Task directions:
Duplicate everything from the line containing "What elements are" down to the line containing "title-bar[interactable]: eP Add", including both of those lines.

· · · · · · ·

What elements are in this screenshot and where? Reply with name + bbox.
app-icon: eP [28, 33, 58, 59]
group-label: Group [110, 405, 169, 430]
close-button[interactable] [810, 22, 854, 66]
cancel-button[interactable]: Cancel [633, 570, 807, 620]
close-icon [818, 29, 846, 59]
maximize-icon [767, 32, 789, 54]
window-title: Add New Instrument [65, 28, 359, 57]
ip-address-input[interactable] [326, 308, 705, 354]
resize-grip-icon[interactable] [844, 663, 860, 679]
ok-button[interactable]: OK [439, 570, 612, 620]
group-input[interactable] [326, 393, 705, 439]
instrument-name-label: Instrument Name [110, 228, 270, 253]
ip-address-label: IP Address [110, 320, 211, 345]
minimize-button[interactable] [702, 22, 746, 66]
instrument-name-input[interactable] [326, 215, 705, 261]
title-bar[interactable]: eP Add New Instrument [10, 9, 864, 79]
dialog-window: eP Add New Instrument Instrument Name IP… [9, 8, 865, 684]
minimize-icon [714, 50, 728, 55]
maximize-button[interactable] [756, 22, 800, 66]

· · · · · · ·

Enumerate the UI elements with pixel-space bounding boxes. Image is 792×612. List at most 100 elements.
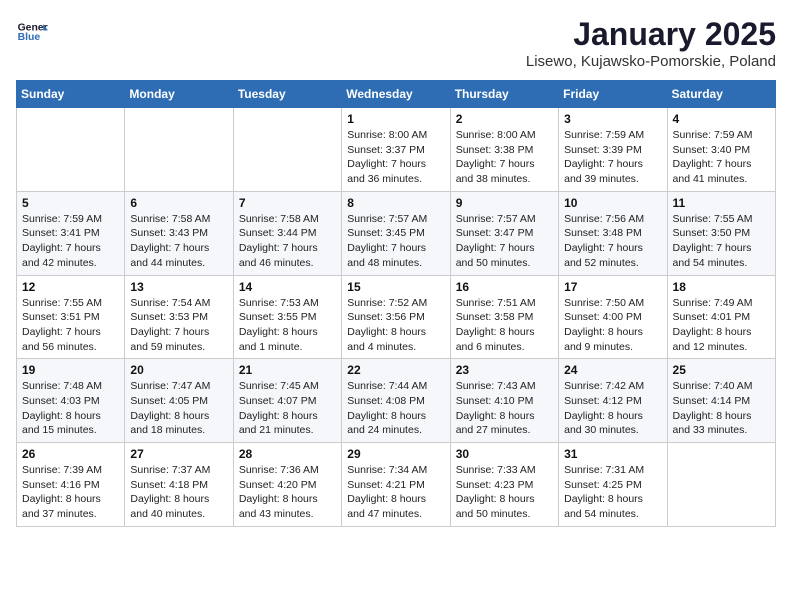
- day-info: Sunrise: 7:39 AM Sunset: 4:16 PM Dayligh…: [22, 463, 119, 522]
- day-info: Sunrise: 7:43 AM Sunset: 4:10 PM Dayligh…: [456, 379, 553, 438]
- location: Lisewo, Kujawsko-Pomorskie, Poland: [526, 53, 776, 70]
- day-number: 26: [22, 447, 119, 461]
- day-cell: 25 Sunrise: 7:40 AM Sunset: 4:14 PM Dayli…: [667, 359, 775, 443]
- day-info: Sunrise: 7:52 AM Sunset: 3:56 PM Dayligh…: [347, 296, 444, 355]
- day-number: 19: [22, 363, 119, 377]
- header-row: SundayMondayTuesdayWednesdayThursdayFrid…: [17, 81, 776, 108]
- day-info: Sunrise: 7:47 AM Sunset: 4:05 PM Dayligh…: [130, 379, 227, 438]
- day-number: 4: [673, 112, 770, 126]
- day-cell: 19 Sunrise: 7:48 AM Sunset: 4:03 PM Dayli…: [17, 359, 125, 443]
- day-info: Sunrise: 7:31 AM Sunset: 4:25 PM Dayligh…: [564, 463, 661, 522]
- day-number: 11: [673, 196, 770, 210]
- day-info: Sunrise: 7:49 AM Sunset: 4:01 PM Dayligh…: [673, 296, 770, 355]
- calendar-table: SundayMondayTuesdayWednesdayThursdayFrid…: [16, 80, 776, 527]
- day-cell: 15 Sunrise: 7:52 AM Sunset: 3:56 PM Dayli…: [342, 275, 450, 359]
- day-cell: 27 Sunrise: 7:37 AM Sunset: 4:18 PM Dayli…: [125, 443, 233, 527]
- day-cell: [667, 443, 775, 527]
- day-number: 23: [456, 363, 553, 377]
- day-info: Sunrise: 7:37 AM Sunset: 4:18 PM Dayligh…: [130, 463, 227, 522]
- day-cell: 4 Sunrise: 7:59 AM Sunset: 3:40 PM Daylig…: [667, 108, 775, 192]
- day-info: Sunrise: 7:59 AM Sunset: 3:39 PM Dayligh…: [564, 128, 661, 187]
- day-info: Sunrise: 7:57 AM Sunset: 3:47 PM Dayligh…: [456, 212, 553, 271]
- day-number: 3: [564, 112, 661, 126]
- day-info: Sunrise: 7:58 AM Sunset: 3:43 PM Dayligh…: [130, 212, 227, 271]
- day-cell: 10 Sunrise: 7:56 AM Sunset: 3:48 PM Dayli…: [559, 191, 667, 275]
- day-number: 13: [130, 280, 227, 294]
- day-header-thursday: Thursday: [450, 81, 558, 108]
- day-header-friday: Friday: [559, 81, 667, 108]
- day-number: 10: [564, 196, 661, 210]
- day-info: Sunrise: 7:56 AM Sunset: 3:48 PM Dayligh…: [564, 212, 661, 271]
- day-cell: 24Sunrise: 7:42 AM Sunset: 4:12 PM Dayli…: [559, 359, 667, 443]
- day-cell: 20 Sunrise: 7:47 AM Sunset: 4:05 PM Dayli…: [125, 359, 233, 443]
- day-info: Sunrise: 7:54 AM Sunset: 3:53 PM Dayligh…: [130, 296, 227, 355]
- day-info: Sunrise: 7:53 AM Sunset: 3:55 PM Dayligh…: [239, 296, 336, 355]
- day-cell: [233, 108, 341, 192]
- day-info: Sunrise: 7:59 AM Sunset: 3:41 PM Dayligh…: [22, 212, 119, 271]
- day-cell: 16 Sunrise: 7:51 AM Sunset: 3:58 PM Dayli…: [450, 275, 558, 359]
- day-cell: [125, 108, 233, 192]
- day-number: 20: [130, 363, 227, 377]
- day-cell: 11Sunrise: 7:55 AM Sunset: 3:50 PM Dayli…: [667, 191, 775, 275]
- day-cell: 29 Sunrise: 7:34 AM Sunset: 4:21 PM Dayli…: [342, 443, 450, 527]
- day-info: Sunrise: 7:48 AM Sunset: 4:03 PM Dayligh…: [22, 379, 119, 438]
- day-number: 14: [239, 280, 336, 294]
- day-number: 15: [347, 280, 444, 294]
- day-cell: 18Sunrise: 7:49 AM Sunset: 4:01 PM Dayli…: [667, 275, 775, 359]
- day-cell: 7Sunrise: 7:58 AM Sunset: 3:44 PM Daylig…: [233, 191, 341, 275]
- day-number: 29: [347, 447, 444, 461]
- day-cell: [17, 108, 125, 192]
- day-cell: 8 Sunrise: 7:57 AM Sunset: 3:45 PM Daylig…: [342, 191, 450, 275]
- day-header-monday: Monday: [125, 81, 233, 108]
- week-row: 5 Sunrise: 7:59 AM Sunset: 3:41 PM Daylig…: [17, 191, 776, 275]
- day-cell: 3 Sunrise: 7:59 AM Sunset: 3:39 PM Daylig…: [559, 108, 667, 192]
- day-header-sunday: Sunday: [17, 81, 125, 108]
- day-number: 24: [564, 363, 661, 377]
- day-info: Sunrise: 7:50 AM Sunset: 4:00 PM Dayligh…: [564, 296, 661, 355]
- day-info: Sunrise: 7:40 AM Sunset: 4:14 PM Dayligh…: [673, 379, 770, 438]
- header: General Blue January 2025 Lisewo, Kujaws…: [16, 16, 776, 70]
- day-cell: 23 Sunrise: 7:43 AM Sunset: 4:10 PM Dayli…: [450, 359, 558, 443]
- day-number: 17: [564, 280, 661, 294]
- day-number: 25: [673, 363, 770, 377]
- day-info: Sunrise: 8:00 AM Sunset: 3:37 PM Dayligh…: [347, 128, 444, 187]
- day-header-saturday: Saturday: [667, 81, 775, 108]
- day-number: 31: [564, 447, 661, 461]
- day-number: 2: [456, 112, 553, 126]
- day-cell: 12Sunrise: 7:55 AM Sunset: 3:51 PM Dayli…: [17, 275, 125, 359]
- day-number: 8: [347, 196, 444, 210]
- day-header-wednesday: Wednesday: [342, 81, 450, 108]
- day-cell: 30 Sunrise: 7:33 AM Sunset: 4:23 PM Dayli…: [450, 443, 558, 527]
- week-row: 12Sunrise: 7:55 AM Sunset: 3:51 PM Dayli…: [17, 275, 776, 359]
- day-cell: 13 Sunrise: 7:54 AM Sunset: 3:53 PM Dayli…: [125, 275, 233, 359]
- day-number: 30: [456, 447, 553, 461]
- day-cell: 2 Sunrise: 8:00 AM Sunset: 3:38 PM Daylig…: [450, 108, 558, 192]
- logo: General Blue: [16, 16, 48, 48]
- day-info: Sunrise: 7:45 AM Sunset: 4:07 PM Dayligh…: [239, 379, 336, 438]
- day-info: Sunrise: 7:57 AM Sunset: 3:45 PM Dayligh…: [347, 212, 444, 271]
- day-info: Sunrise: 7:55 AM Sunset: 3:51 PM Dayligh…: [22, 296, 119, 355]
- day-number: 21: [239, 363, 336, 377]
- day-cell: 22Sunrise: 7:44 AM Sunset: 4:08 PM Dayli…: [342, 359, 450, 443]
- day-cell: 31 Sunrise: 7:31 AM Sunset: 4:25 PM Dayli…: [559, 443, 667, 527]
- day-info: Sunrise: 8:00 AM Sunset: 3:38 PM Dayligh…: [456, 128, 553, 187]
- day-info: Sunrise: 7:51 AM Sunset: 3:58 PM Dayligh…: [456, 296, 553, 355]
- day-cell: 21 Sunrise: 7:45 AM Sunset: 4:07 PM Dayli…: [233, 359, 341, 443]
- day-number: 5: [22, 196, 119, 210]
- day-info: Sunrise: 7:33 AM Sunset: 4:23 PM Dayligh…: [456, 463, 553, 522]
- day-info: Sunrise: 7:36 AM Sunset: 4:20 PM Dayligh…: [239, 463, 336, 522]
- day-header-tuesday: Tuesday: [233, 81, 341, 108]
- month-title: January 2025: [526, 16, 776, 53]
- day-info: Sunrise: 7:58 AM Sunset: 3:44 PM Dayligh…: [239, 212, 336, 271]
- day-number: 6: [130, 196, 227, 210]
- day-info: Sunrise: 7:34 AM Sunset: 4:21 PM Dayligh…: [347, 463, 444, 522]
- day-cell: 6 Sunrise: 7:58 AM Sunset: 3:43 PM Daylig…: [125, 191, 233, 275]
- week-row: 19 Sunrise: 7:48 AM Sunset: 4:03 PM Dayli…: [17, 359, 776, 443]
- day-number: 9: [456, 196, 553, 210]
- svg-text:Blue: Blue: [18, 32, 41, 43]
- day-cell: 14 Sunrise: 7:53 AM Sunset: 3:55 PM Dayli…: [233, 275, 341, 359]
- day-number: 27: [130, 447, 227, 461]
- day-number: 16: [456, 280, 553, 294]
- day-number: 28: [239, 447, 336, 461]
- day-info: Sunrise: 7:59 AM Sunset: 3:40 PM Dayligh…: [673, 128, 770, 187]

· · · · · · ·

Exercise answer:
What elements are in this screenshot and where? Reply with name + bbox.
app-icon: eP [28, 33, 58, 59]
group-label: Group [110, 405, 169, 430]
close-button[interactable] [810, 22, 854, 66]
cancel-button[interactable]: Cancel [633, 570, 807, 620]
close-icon [818, 29, 846, 59]
maximize-icon [767, 32, 789, 54]
window-title: Add New Instrument [65, 28, 359, 57]
ip-address-input[interactable] [326, 308, 705, 354]
resize-grip-icon[interactable] [844, 663, 860, 679]
ok-button[interactable]: OK [439, 570, 612, 620]
group-input[interactable] [326, 393, 705, 439]
instrument-name-label: Instrument Name [110, 228, 270, 253]
ip-address-label: IP Address [110, 320, 211, 345]
minimize-button[interactable] [702, 22, 746, 66]
instrument-name-input[interactable] [326, 215, 705, 261]
title-bar[interactable]: eP Add New Instrument [10, 9, 864, 79]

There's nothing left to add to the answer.